**The task:**
Identify the lines that contain the word "Tour" and copy each one.

**Dataset entries:**
###
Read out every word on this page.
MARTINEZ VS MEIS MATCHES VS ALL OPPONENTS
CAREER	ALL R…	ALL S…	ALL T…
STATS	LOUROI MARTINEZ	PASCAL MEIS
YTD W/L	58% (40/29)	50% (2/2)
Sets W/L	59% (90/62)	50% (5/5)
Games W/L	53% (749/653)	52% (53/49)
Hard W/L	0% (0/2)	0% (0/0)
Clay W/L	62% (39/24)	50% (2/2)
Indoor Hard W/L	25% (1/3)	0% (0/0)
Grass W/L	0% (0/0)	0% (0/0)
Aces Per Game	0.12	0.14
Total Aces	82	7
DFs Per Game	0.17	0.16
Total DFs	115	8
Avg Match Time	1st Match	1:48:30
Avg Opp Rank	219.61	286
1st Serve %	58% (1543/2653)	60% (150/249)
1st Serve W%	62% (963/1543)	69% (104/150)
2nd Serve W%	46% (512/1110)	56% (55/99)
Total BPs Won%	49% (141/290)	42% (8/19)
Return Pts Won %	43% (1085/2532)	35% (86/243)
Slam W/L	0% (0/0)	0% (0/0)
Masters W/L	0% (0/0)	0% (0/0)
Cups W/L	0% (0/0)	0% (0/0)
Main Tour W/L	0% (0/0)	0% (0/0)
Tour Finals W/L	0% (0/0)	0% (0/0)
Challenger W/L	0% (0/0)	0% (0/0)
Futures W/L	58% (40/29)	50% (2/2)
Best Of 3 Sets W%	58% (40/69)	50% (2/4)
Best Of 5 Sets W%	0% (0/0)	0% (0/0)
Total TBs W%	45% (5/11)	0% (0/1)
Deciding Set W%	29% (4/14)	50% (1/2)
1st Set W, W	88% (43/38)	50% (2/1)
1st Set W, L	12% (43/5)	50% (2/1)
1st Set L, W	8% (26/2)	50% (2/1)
###
**Exercise solution:**
Main Tour W/L	0% (0/0)	0% (0/0)
Tour Finals W/L	0% (0/0)	0% (0/0)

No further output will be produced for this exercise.